Dataset rows

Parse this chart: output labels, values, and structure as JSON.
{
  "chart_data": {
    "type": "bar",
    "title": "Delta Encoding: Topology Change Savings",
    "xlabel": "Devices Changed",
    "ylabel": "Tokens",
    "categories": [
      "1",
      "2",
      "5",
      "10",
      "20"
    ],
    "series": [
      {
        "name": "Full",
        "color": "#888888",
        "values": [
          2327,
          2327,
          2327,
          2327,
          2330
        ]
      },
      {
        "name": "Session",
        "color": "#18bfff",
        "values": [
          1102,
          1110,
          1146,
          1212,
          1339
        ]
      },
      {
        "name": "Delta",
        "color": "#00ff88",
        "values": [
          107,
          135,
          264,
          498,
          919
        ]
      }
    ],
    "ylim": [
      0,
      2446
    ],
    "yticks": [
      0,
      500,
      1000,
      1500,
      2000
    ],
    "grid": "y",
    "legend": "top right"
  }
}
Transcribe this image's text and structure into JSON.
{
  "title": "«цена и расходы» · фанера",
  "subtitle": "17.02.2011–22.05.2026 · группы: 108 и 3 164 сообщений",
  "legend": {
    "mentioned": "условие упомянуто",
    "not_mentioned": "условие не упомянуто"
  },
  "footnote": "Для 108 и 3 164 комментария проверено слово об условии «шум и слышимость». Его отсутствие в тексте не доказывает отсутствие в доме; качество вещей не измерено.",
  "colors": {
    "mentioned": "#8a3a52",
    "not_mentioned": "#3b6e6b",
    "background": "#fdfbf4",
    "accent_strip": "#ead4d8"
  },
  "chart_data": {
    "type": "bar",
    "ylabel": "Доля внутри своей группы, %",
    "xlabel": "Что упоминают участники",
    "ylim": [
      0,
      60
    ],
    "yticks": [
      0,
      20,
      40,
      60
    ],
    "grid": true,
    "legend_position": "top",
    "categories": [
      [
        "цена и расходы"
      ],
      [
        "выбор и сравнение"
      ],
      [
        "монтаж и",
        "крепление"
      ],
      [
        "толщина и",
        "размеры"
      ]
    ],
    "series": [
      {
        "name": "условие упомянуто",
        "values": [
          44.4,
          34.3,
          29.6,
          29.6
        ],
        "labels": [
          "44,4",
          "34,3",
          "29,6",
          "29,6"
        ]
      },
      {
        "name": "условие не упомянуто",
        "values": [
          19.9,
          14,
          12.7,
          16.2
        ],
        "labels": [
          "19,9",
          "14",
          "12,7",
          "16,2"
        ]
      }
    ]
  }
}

Exercise
Reproduce the entries above in full, verbatim.

The completed task
Parse this chart: output labels, values, and structure as JSON.
{
  "chart_data": {
    "type": "bar",
    "title": "Delta Encoding: Topology Change Savings",
    "xlabel": "Devices Changed",
    "ylabel": "Tokens",
    "categories": [
      "1",
      "2",
      "5",
      "10",
      "20"
    ],
    "series": [
      {
        "name": "Full",
        "color": "#888888",
        "values": [
          2327,
          2327,
          2327,
          2327,
          2330
        ]
      },
      {
        "name": "Session",
        "color": "#18bfff",
        "values": [
          1102,
          1110,
          1146,
          1212,
          1339
        ]
      },
      {
        "name": "Delta",
        "color": "#00ff88",
        "values": [
          107,
          135,
          264,
          498,
          919
        ]
      }
    ],
    "ylim": [
      0,
      2446
    ],
    "yticks": [
      0,
      500,
      1000,
      1500,
      2000
    ],
    "grid": "y",
    "legend": "top right"
  }
}
Transcribe this image's text and structure into JSON.
{
  "title": "«цена и расходы» · фанера",
  "subtitle": "17.02.2011–22.05.2026 · группы: 108 и 3 164 сообщений",
  "legend": {
    "mentioned": "условие упомянуто",
    "not_mentioned": "условие не упомянуто"
  },
  "footnote": "Для 108 и 3 164 комментария проверено слово об условии «шум и слышимость». Его отсутствие в тексте не доказывает отсутствие в доме; качество вещей не измерено.",
  "colors": {
    "mentioned": "#8a3a52",
    "not_mentioned": "#3b6e6b",
    "background": "#fdfbf4",
    "accent_strip": "#ead4d8"
  },
  "chart_data": {
    "type": "bar",
    "ylabel": "Доля внутри своей группы, %",
    "xlabel": "Что упоминают участники",
    "ylim": [
      0,
      60
    ],
    "yticks": [
      0,
      20,
      40,
      60
    ],
    "grid": true,
    "legend_position": "top",
    "categories": [
      [
        "цена и расходы"
      ],
      [
        "выбор и сравнение"
      ],
      [
        "монтаж и",
        "крепление"
      ],
      [
        "толщина и",
        "размеры"
      ]
    ],
    "series": [
      {
        "name": "условие упомянуто",
        "values": [
          44.4,
          34.3,
          29.6,
          29.6
        ],
        "labels": [
          "44,4",
          "34,3",
          "29,6",
          "29,6"
        ]
      },
      {
        "name": "условие не упомянуто",
        "values": [
          19.9,
          14,
          12.7,
          16.2
        ],
        "labels": [
          "19,9",
          "14",
          "12,7",
          "16,2"
        ]
      }
    ]
  }
}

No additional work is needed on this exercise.